### Extrait choisi
──────

De Costa-Gavras, on a pu tout dire: habile faiseur, auteur engagé, pédagogue pour classes de quatrième… Tous ces qualificatifs, des plus enthousiastes aux plus aigris, révèlent cependant une constante: le bonhomme, en matière d’efficacité, sait y faire. Certes, de manière plus ou moins subtile selon les périodes (voir la dénonciation plaisante mais sans doute trop démonstrative de la gloutonnerie toujours plus malsaine du pouvoir médiatique, dans le mal-aimé Mad City). Mais toujours préside ce souci permanent d’accessibilité populaire, sans pour autant jamais rien céder aux vulgaires sirènes du simplisme caricatural. Le cas du Couperet donnera certainement matière à casser du sucre sur le dos d’un prétendu manichéisme social à ses détracteurs. Nulle question d’en faire grand cas ici néanmoins: Le Couperet, à nos yeux, s’impose clairement en thriller de haute tenue, pertinemment ancré dans son temps et dispensant ses effets avec générosité. En somme, tout ce sur quoi un certain cinéma français, nanti d’une frilosité de peine-à-jouir, patine allégrement.

──────

### Exercice 1
Répondez d'après l'extrait sur Costa-Gavras :
(a) Quel film de Costa-Gavras le texte qualifie-t-il de « mal-aimé » ?
(b) Qu'est-ce que ce film dénonce, selon le texte ?
(c) Dans quel genre de film l'auteur range-t-il Le Couperet ?
### Exercice 2
Rédigez la suite de l'extrait sur Le Couperet de Costa-Gavras, en reprenant après sa dernière phrase.
Les enregistrements qui suivent l'extrait proviennent d'une autre source.

### Enregistrements

──────

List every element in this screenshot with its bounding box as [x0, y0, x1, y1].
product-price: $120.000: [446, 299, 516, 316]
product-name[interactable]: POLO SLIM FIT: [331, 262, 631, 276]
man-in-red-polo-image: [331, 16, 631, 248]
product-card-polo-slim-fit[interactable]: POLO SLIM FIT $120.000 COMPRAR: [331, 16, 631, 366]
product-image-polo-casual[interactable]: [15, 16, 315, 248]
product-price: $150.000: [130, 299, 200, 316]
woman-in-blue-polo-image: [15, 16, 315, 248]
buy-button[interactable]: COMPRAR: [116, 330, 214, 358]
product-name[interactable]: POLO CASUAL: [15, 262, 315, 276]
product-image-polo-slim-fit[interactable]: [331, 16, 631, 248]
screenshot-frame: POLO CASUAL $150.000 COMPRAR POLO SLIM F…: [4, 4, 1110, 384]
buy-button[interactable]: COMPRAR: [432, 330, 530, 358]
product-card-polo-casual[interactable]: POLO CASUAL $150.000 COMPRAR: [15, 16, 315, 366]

──────

### Corrigé 1
(a) Mad City.
(b) La gloutonnerie toujours plus malsaine du pouvoir médiatique.
(c) Le thriller, un « thriller de haute tenue ».

### Corrigé 2
D.R.H. CLUB

En cela, Le Couperet, au même titre que les récents 36, Quai des Orfèvres ou Le Convoyeur, participe, volontairement ou non, d’un même regain de foi en un cinéma populaire hexagonal intelligent et intelligible, assumé et prenant. S’appropriant Westlake quelques mois après le boiteux mais intriguant Je suis un assassin, Costa-Gavras, trouvant enfin à se remettre en selle après le très beau Amen, ravit en effet d’évidence. Tenant, sans lourdeur, toutes les promesses de l’excitant prétexte narratif du livre (un chômeur désespéré de ne pas trouver d’emploi décide d’éliminer littéralement ses rivaux potentiels), le réalisateur nous livre donc un vrai film noir, amoral et ludique, au suspens travaillé et aux rebondissements savoureux. Au risque de faire hurler les puristes, l’on se permettra sans honte de songer à quelques petits bijoux sombres du cinéma paranoïaque (Fight Club) ou prônant une révolution déviante (Crash). Pour autant, Le Couperet n’est pas un simple clone: là où Cronenberg et Fincher nous contaient la dérive asociale sous l’angle de la renaissance groupusculaire, Costa-Gavras, cohérent avec son propos et jamais tenté par l’américanisation à outrance, nous parle d’individualisme assumé (si double-vie il y a, elle n’est pas refoulée, mais bien conservée, stockée sur dictaphone, manière d’archive testamentaire). Aussi, s’il fallait à tout prix lui trouver un petit frère, c’est finalement davantage vers le glacial Emploi du temps de Laurent Cantet que l’on se tournerait.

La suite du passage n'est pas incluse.